▶ **Given task**
Below is a set of records; restate each one word for word.

= = = = = = =

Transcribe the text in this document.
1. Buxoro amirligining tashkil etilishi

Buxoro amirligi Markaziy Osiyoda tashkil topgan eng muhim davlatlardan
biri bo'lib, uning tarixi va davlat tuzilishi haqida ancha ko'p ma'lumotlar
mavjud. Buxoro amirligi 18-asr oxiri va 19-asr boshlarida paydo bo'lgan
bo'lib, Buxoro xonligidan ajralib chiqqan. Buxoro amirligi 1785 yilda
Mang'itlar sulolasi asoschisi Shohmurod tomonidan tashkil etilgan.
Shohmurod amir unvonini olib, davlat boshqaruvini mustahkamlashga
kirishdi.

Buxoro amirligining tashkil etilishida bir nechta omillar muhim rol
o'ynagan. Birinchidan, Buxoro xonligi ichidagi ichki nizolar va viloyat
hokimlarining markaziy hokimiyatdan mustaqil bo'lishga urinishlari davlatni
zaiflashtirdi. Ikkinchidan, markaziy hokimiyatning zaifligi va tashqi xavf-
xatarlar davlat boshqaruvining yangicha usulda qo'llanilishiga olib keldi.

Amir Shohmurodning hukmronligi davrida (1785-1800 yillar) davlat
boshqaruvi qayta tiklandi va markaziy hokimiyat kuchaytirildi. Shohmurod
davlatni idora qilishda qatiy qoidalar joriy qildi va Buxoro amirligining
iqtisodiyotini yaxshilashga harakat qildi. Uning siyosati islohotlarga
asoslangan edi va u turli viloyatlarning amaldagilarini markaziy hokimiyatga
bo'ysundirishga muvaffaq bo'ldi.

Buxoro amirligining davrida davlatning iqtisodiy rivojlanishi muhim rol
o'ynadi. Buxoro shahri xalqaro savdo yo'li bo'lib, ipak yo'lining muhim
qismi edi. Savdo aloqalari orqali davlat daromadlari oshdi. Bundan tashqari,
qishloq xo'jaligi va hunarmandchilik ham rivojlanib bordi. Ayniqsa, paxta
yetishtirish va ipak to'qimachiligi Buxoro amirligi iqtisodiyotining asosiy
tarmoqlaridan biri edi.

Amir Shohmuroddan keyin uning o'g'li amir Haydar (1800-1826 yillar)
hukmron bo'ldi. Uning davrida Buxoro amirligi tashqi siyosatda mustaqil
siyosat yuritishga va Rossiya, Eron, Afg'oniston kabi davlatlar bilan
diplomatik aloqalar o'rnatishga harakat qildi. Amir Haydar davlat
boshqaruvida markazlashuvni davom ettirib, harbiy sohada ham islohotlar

= = = = = = =

▶ **Solved problem**
Transcribe the text in this document.
1. Buxoro amirligining tashkil etilishi

Buxoro amirligi Markaziy Osiyoda tashkil topgan eng muhim davlatlardan
biri bo'lib, uning tarixi va davlat tuzilishi haqida ancha ko'p ma'lumotlar
mavjud. Buxoro amirligi 18-asr oxiri va 19-asr boshlarida paydo bo'lgan
bo'lib, Buxoro xonligidan ajralib chiqqan. Buxoro amirligi 1785 yilda
Mang'itlar sulolasi asoschisi Shohmurod tomonidan tashkil etilgan.
Shohmurod amir unvonini olib, davlat boshqaruvini mustahkamlashga
kirishdi.

Buxoro amirligining tashkil etilishida bir nechta omillar muhim rol
o'ynagan. Birinchidan, Buxoro xonligi ichidagi ichki nizolar va viloyat
hokimlarining markaziy hokimiyatdan mustaqil bo'lishga urinishlari davlatni
zaiflashtirdi. Ikkinchidan, markaziy hokimiyatning zaifligi va tashqi xavf-
xatarlar davlat boshqaruvining yangicha usulda qo'llanilishiga olib keldi.

Amir Shohmurodning hukmronligi davrida (1785-1800 yillar) davlat
boshqaruvi qayta tiklandi va markaziy hokimiyat kuchaytirildi. Shohmurod
davlatni idora qilishda qatiy qoidalar joriy qildi va Buxoro amirligining
iqtisodiyotini yaxshilashga harakat qildi. Uning siyosati islohotlarga
asoslangan edi va u turli viloyatlarning amaldagilarini markaziy hokimiyatga
bo'ysundirishga muvaffaq bo'ldi.

Buxoro amirligining davrida davlatning iqtisodiy rivojlanishi muhim rol
o'ynadi. Buxoro shahri xalqaro savdo yo'li bo'lib, ipak yo'lining muhim
qismi edi. Savdo aloqalari orqali davlat daromadlari oshdi. Bundan tashqari,
qishloq xo'jaligi va hunarmandchilik ham rivojlanib bordi. Ayniqsa, paxta
yetishtirish va ipak to'qimachiligi Buxoro amirligi iqtisodiyotining asosiy
tarmoqlaridan biri edi.

Amir Shohmuroddan keyin uning o'g'li amir Haydar (1800-1826 yillar)
hukmron bo'ldi. Uning davrida Buxoro amirligi tashqi siyosatda mustaqil
siyosat yuritishga va Rossiya, Eron, Afg'oniston kabi davlatlar bilan
diplomatik aloqalar o'rnatishga harakat qildi. Amir Haydar davlat
boshqaruvida markazlashuvni davom ettirib, harbiy sohada ham islohotlar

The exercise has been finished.